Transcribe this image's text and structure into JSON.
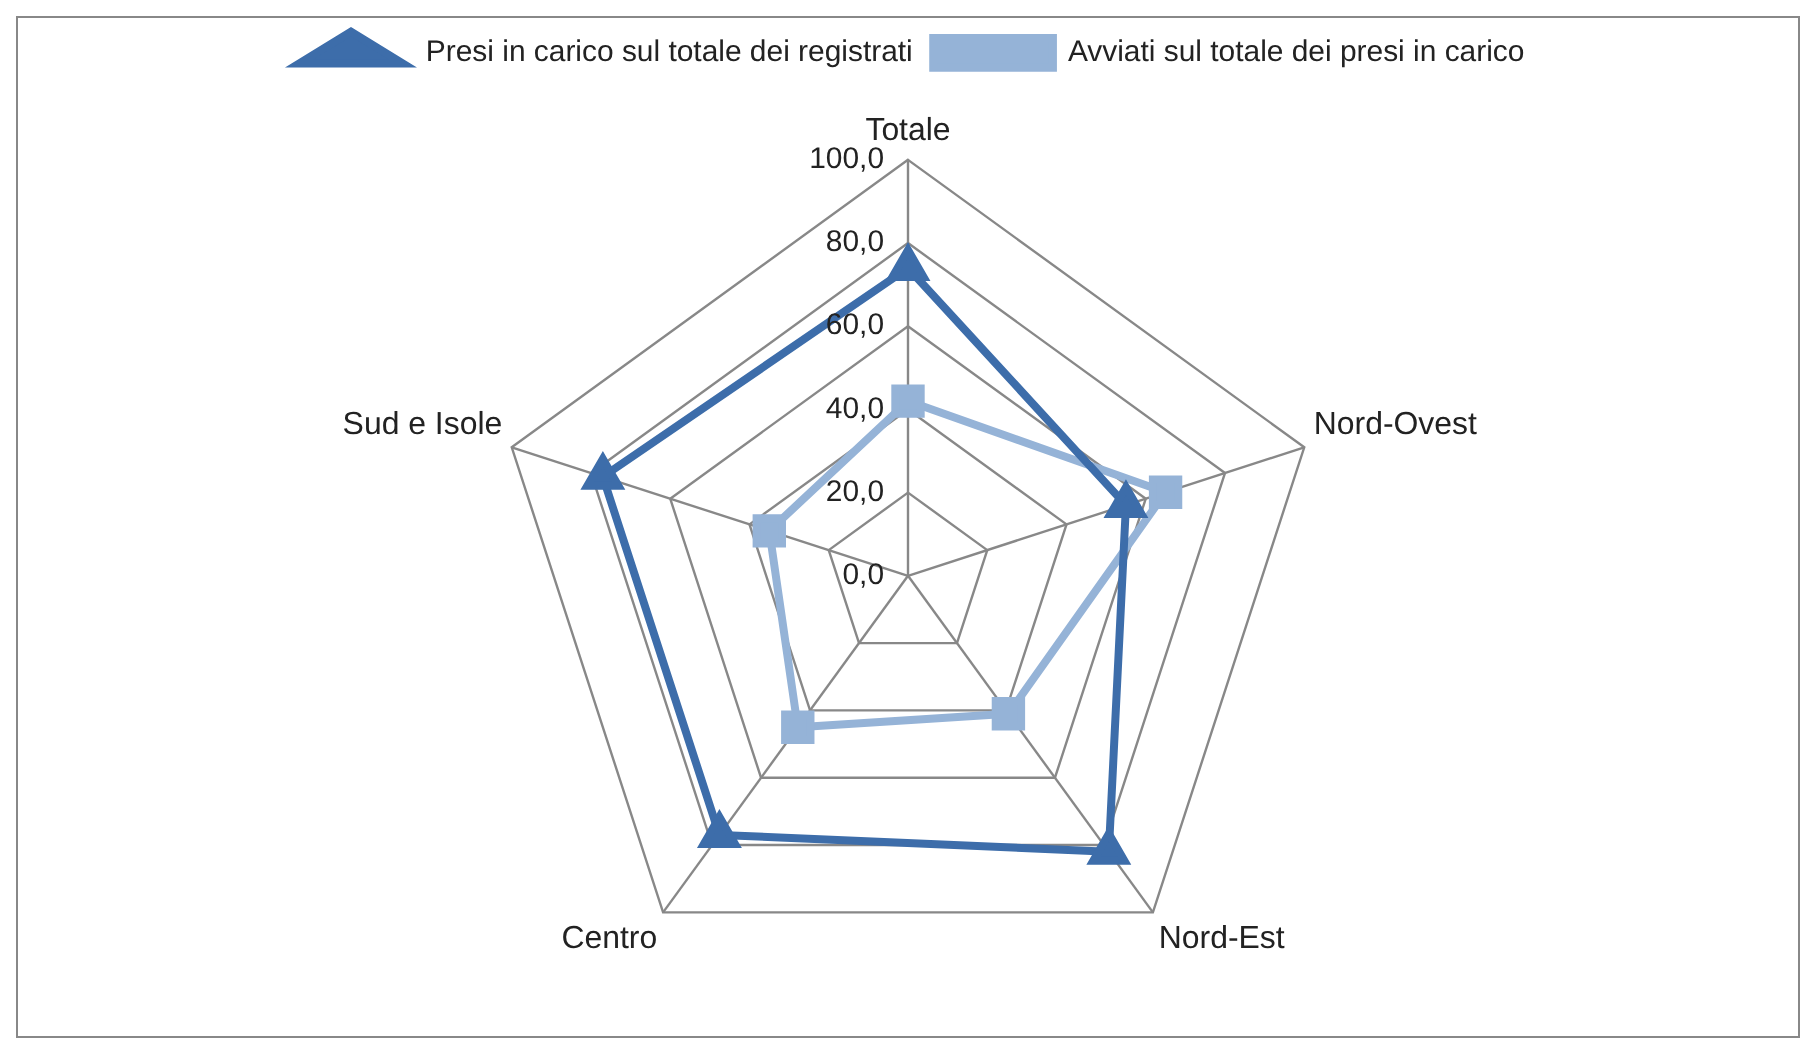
{
  "chart_data": {
    "type": "radar",
    "categories": [
      "Totale",
      "Nord-Ovest",
      "Nord-Est",
      "Centro",
      "Sud e Isole"
    ],
    "series": [
      {
        "name": "Presi in carico sul totale dei registrati",
        "color": "#3d6daa",
        "marker": "triangle",
        "values": [
          74,
          55,
          82,
          77,
          77
        ]
      },
      {
        "name": "Avviati sul totale dei presi in carico",
        "color": "#95b3d7",
        "marker": "square",
        "values": [
          42,
          65,
          41,
          45,
          35
        ]
      }
    ],
    "ylim": [
      0,
      100
    ],
    "yticks": [
      {
        "value": 0,
        "label": "0,0"
      },
      {
        "value": 20,
        "label": "20,0"
      },
      {
        "value": 40,
        "label": "40,0"
      },
      {
        "value": 60,
        "label": "60,0"
      },
      {
        "value": 80,
        "label": "80,0"
      },
      {
        "value": 100,
        "label": "100,0"
      }
    ],
    "grid": true,
    "legend": "top"
  }
}
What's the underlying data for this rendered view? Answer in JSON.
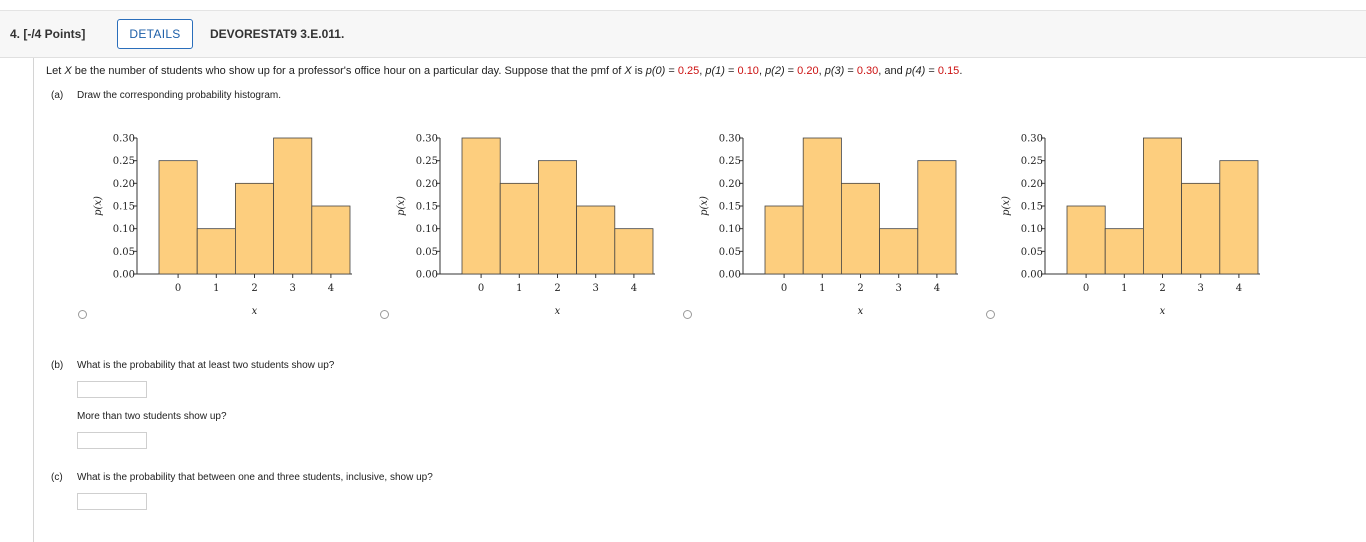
{
  "header": {
    "question_number": "4. [-/4 Points]",
    "details_label": "DETAILS",
    "question_code": "DEVORESTAT9 3.E.011."
  },
  "stem": {
    "p1": "Let ",
    "p2": " be the number of students who show up for a professor's office hour on a particular day. Suppose that the pmf of ",
    "p3": " is ",
    "p4": ", and ",
    "p5": ".",
    "var": "X",
    "pmf": [
      {
        "label": "p(0)",
        "value": "0.25"
      },
      {
        "label": "p(1)",
        "value": "0.10"
      },
      {
        "label": "p(2)",
        "value": "0.20"
      },
      {
        "label": "p(3)",
        "value": "0.30"
      },
      {
        "label": "p(4)",
        "value": "0.15"
      }
    ]
  },
  "part_a": {
    "label": "(a)",
    "text": "Draw the corresponding probability histogram."
  },
  "part_b": {
    "label": "(b)",
    "text": "What is the probability that at least two students show up?",
    "sub_text": "More than two students show up?",
    "answer1": "",
    "answer2": ""
  },
  "part_c": {
    "label": "(c)",
    "text": "What is the probability that between one and three students, inclusive, show up?",
    "answer": ""
  },
  "chart_common": {
    "bar_color": "#fdce7e",
    "bar_stroke": "#444444",
    "ylabel": "p(x)",
    "xlabel": "x",
    "yticks": [
      "0.00",
      "0.05",
      "0.10",
      "0.15",
      "0.20",
      "0.25",
      "0.30"
    ]
  },
  "chart_data": [
    {
      "type": "bar",
      "categories": [
        "0",
        "1",
        "2",
        "3",
        "4"
      ],
      "values": [
        0.25,
        0.1,
        0.2,
        0.3,
        0.15
      ],
      "ylim": [
        0,
        0.3
      ],
      "xlabel": "x",
      "ylabel": "p(x)",
      "selected": false
    },
    {
      "type": "bar",
      "categories": [
        "0",
        "1",
        "2",
        "3",
        "4"
      ],
      "values": [
        0.3,
        0.2,
        0.25,
        0.15,
        0.1
      ],
      "ylim": [
        0,
        0.3
      ],
      "xlabel": "x",
      "ylabel": "p(x)",
      "selected": false
    },
    {
      "type": "bar",
      "categories": [
        "0",
        "1",
        "2",
        "3",
        "4"
      ],
      "values": [
        0.15,
        0.3,
        0.2,
        0.1,
        0.25
      ],
      "ylim": [
        0,
        0.3
      ],
      "xlabel": "x",
      "ylabel": "p(x)",
      "selected": false
    },
    {
      "type": "bar",
      "categories": [
        "0",
        "1",
        "2",
        "3",
        "4"
      ],
      "values": [
        0.15,
        0.1,
        0.3,
        0.2,
        0.25
      ],
      "ylim": [
        0,
        0.3
      ],
      "xlabel": "x",
      "ylabel": "p(x)",
      "selected": false
    }
  ]
}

:: Given exercise ::
Excluding the pictures, restate the records above word for word.

:: Task response ::
Transcribe this image's text and structure into JSON.
{
  "chart_data": {
    "type": "radar",
    "categories": [
      "Totale",
      "Nord-Ovest",
      "Nord-Est",
      "Centro",
      "Sud e Isole"
    ],
    "series": [
      {
        "name": "Presi in carico sul totale dei registrati",
        "color": "#3d6daa",
        "marker": "triangle",
        "values": [
          74,
          55,
          82,
          77,
          77
        ]
      },
      {
        "name": "Avviati sul totale dei presi in carico",
        "color": "#95b3d7",
        "marker": "square",
        "values": [
          42,
          65,
          41,
          45,
          35
        ]
      }
    ],
    "ylim": [
      0,
      100
    ],
    "yticks": [
      {
        "value": 0,
        "label": "0,0"
      },
      {
        "value": 20,
        "label": "20,0"
      },
      {
        "value": 40,
        "label": "40,0"
      },
      {
        "value": 60,
        "label": "60,0"
      },
      {
        "value": 80,
        "label": "80,0"
      },
      {
        "value": 100,
        "label": "100,0"
      }
    ],
    "grid": true,
    "legend": "top"
  }
}
What's the underlying data for this rendered view? Answer in JSON.
{
  "header": {
    "question_number": "4. [-/4 Points]",
    "details_label": "DETAILS",
    "question_code": "DEVORESTAT9 3.E.011."
  },
  "stem": {
    "p1": "Let ",
    "p2": " be the number of students who show up for a professor's office hour on a particular day. Suppose that the pmf of ",
    "p3": " is ",
    "p4": ", and ",
    "p5": ".",
    "var": "X",
    "pmf": [
      {
        "label": "p(0)",
        "value": "0.25"
      },
      {
        "label": "p(1)",
        "value": "0.10"
      },
      {
        "label": "p(2)",
        "value": "0.20"
      },
      {
        "label": "p(3)",
        "value": "0.30"
      },
      {
        "label": "p(4)",
        "value": "0.15"
      }
    ]
  },
  "part_a": {
    "label": "(a)",
    "text": "Draw the corresponding probability histogram."
  },
  "part_b": {
    "label": "(b)",
    "text": "What is the probability that at least two students show up?",
    "sub_text": "More than two students show up?",
    "answer1": "",
    "answer2": ""
  },
  "part_c": {
    "label": "(c)",
    "text": "What is the probability that between one and three students, inclusive, show up?",
    "answer": ""
  },
  "chart_common": {
    "bar_color": "#fdce7e",
    "bar_stroke": "#444444",
    "ylabel": "p(x)",
    "xlabel": "x",
    "yticks": [
      "0.00",
      "0.05",
      "0.10",
      "0.15",
      "0.20",
      "0.25",
      "0.30"
    ]
  },
  "chart_data": [
    {
      "type": "bar",
      "categories": [
        "0",
        "1",
        "2",
        "3",
        "4"
      ],
      "values": [
        0.25,
        0.1,
        0.2,
        0.3,
        0.15
      ],
      "ylim": [
        0,
        0.3
      ],
      "xlabel": "x",
      "ylabel": "p(x)",
      "selected": false
    },
    {
      "type": "bar",
      "categories": [
        "0",
        "1",
        "2",
        "3",
        "4"
      ],
      "values": [
        0.3,
        0.2,
        0.25,
        0.15,
        0.1
      ],
      "ylim": [
        0,
        0.3
      ],
      "xlabel": "x",
      "ylabel": "p(x)",
      "selected": false
    },
    {
      "type": "bar",
      "categories": [
        "0",
        "1",
        "2",
        "3",
        "4"
      ],
      "values": [
        0.15,
        0.3,
        0.2,
        0.1,
        0.25
      ],
      "ylim": [
        0,
        0.3
      ],
      "xlabel": "x",
      "ylabel": "p(x)",
      "selected": false
    },
    {
      "type": "bar",
      "categories": [
        "0",
        "1",
        "2",
        "3",
        "4"
      ],
      "values": [
        0.15,
        0.1,
        0.3,
        0.2,
        0.25
      ],
      "ylim": [
        0,
        0.3
      ],
      "xlabel": "x",
      "ylabel": "p(x)",
      "selected": false
    }
  ]
}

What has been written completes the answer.